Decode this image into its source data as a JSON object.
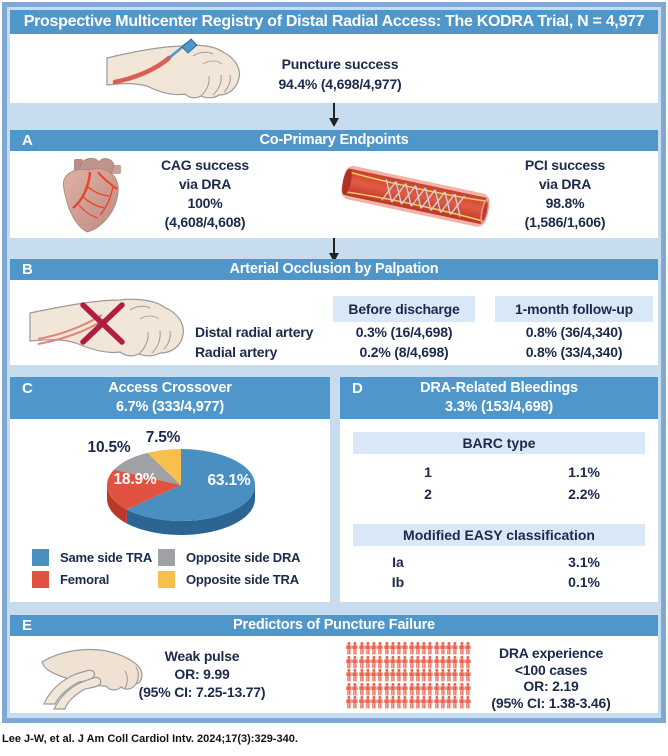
{
  "title_banner": "Prospective Multicenter Registry of Distal Radial Access: The KODRA Trial, N = 4,977",
  "top_panel": {
    "stat_lines": [
      "Puncture success",
      "94.4% (4,698/4,977)"
    ]
  },
  "panel_a": {
    "label": "A",
    "title": "Co-Primary Endpoints",
    "cag_lines": [
      "CAG success",
      "via DRA",
      "100%",
      "(4,608/4,608)"
    ],
    "pci_lines": [
      "PCI success",
      "via DRA",
      "98.8%",
      "(1,586/1,606)"
    ]
  },
  "panel_b": {
    "label": "B",
    "title": "Arterial Occlusion by Palpation",
    "columns": [
      "Before discharge",
      "1-month follow-up"
    ],
    "rows": [
      {
        "name": "Distal radial artery",
        "values": [
          "0.3% (16/4,698)",
          "0.8% (36/4,340)"
        ]
      },
      {
        "name": "Radial artery",
        "values": [
          "0.2% (8/4,698)",
          "0.8% (33/4,340)"
        ]
      }
    ]
  },
  "panel_c": {
    "label": "C",
    "title_line1": "Access Crossover",
    "title_line2": "6.7% (333/4,977)"
  },
  "chart_data": {
    "type": "pie",
    "title": "Access Crossover 6.7% (333/4,977)",
    "labels": [
      "Same side TRA",
      "Femoral",
      "Opposite side DRA",
      "Opposite side TRA"
    ],
    "values": [
      63.1,
      18.9,
      10.5,
      7.5
    ],
    "value_labels": [
      "63.1%",
      "18.9%",
      "10.5%",
      "7.5%"
    ],
    "colors": [
      "#4A8FC2",
      "#E25240",
      "#9FA1A4",
      "#F8BF4F"
    ],
    "side_colors": [
      "#2C6593",
      "#B93A2B",
      "#7D7F82",
      "#D99E2F"
    ],
    "start_angle_deg": 0,
    "legend_position": "bottom"
  },
  "panel_d": {
    "label": "D",
    "title_line1": "DRA-Related Bleedings",
    "title_line2": "3.3% (153/4,698)",
    "sections": [
      {
        "header": "BARC type",
        "rows": [
          {
            "k": "1",
            "v": "1.1%"
          },
          {
            "k": "2",
            "v": "2.2%"
          }
        ]
      },
      {
        "header": "Modified EASY classification",
        "rows": [
          {
            "k": "Ia",
            "v": "3.1%"
          },
          {
            "k": "Ib",
            "v": "0.1%"
          }
        ]
      }
    ]
  },
  "panel_e": {
    "label": "E",
    "title": "Predictors of Puncture Failure",
    "weak_pulse_lines": [
      "Weak pulse",
      "OR: 9.99",
      "(95% CI: 7.25-13.77)"
    ],
    "dra_exp_lines": [
      "DRA experience",
      "<100 cases",
      "OR: 2.19",
      "(95% CI: 1.38-3.46)"
    ],
    "pictogram_count": 100
  },
  "citation": "Lee J-W, et al. J Am Coll Cardiol Intv. 2024;17(3):329-340.",
  "colors": {
    "banner_blue": "#4F96CB",
    "background_blue": "#C7DDEF",
    "border_blue": "#7FA9D2",
    "header_band_blue": "#D9E8F6",
    "dark_text": "#1B2A4C",
    "person_red": "#E8604C",
    "artery_red": "#D95F52",
    "cross_red": "#B01E41",
    "needle_blue": "#4E96CB",
    "skin": "#F2E6D8"
  }
}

* **Task to carry out**:
Copy each line from the records above that includes the string "Distal".

* **Written solution**:
  "title_banner": "Prospective Multicenter Registry of Distal Radial Access: The KODRA Trial, N = 4,977",
        "name": "Distal radial artery",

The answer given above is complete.